=== DOCUMENT PASSAGE ===

The trail consists of two lanes of paved asphalt and offers amenities throughout, including restrooms, water fountains, and picnic areas—many shaded. Refer to the TrailLink map for the exact locations of restrooms and water stations along the route. The trail is plowed in the wintertime. Trailside signs advise walkers and runners to stay on the left side of the trail and cyclists to use the right side, so be cautious while passing in either direction. There is a speed limit of 15 miles per hour for all users throughout the network.
The trail system’s vortex is 64-Acres Park, at the intersection of CA 89 and CA 28 in downtown Tahoe City. Heading north along the Lakeside Trail, you’ll pass shops, dining, and lodging. The trail passes through the Commons Beach lakefront picnic area, which has restrooms, bike racks, a playground, and a bike repair station, before continuing north along the North Shore Trail. The trail runs parallel to CA 28 and passes through residential areas en route to the northern terminus at Dollar Creek, where visitors can connect to the 2.2-mile Dollar Creek Trail.
Venturing west from 64-Acres Park, you’ll follow the Truckee River Trail 5.5 miles to Olympic Park in Olympic Valley, site of the 1960 Winter Olympics. This path weaves among towering conifers along the corridor of the former Lake Tahoe Railway and Transportation Company, which operated from the early 1900s until 1943.
In the summer, the Truckee River is a popular kayaking, fishing, and rafting destination. The river is slow-moving during this time of year and floating down it is a popular pastime for folks of all ages. There are several places along the trail where people can stop to fish for trout. In the springtime, the river moves quickly and the rapids swell. There aren’t as many tourists here at this time, which gives the rail-trail a calmer, more tranquil feel.

=== ENTRIES PROVIDED ===

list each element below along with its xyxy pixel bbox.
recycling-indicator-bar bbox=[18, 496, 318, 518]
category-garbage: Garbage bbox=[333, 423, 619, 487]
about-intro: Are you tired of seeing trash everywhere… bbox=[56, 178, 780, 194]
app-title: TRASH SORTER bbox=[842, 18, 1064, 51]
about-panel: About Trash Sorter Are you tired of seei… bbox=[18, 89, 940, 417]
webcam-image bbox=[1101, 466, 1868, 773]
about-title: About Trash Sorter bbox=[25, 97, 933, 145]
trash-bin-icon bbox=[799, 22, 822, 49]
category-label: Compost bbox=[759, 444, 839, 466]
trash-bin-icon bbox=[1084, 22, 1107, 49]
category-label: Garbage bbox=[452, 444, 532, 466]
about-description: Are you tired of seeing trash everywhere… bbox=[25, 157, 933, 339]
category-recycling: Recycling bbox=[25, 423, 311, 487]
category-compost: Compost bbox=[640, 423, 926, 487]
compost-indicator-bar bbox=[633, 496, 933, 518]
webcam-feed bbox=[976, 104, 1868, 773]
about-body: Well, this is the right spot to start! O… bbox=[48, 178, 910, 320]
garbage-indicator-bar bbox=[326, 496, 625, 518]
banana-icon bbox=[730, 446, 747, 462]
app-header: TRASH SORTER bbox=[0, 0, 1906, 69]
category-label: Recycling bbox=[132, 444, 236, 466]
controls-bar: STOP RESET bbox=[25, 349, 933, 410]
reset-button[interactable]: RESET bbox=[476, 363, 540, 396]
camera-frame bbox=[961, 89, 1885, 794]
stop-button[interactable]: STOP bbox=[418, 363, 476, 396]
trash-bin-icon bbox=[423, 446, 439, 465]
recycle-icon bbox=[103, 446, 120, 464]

===

→ TO DO
A - Rewrite the trail description paragraph beginning "The trail consists of two lanes" as a short bulleted list that keeps its main facts.
B - Return the portion of the trail description starting at "The trail consists" and ending at "throughout the network.", copied word for word.
The records above come from a different source than the trail description.

→ RESPONSES TO THE TASKS
A -
- Surface: two lanes of paved asphalt
- Amenities along the route: restrooms, water fountains, and picnic areas, many of them shaded
- The TrailLink map shows exact locations of restrooms and water stations
- Plowed in winter
- Signs direct walkers and runners to the left side and cyclists to the right; use caution when passing in either direction
- Speed limit of 15 miles per hour for all users across the network

B -
The trail consists of two lanes of paved asphalt and offers amenities throughout, including restrooms, water fountains, and picnic areas—many shaded. Refer to the TrailLink map for the exact locations of restrooms and water stations along the route. The trail is plowed in the wintertime. Trailside signs advise walkers and runners to stay on the left side of the trail and cyclists to use the right side, so be cautious while passing in either direction. There is a speed limit of 15 miles per hour for all users throughout the network.